Pick out and copy every line below that has the word "JEDAN".

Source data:
****************
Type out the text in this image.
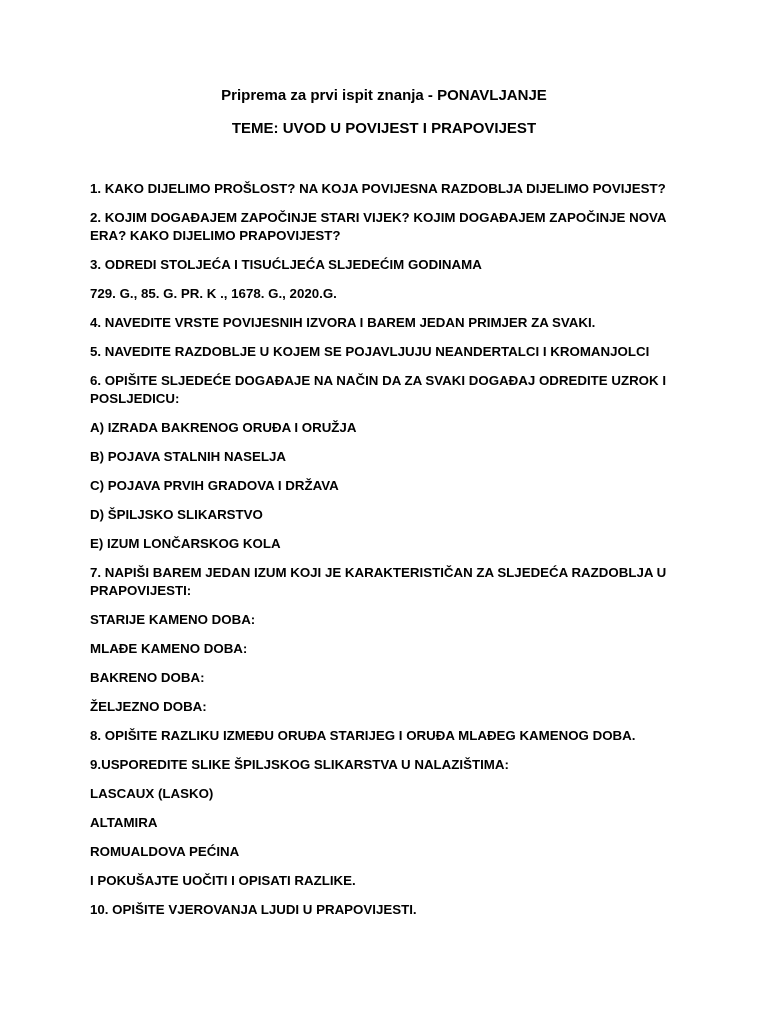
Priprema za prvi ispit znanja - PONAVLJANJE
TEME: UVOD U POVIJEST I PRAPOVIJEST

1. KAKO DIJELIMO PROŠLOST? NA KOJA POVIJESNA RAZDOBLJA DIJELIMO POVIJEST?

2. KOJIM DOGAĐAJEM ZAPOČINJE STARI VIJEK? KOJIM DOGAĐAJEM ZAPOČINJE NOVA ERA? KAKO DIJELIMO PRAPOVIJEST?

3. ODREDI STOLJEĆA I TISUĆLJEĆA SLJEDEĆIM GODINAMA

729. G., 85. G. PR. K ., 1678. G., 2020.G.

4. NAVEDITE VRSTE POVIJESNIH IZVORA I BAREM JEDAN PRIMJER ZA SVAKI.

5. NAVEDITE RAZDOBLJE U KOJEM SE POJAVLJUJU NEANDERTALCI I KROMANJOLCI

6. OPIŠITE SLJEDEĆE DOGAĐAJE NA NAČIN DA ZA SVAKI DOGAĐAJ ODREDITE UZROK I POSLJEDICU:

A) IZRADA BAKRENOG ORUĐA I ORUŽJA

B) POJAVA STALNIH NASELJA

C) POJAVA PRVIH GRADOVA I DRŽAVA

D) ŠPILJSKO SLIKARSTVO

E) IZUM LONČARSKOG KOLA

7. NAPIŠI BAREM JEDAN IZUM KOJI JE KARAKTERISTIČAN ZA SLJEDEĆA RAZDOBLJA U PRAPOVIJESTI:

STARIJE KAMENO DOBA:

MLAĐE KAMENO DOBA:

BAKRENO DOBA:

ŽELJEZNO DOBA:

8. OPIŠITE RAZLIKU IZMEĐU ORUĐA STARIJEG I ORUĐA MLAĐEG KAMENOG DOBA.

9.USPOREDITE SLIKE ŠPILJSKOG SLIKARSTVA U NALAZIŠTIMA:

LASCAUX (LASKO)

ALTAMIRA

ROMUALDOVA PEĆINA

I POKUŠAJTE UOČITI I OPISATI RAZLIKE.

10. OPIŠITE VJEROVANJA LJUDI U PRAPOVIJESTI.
****************
# EXERCISE RESPONSE
4. NAVEDITE VRSTE POVIJESNIH IZVORA I BAREM JEDAN PRIMJER ZA SVAKI.
7. NAPIŠI BAREM JEDAN IZUM KOJI JE KARAKTERISTIČAN ZA SLJEDEĆA RAZDOBLJA U PRAPOVIJESTI:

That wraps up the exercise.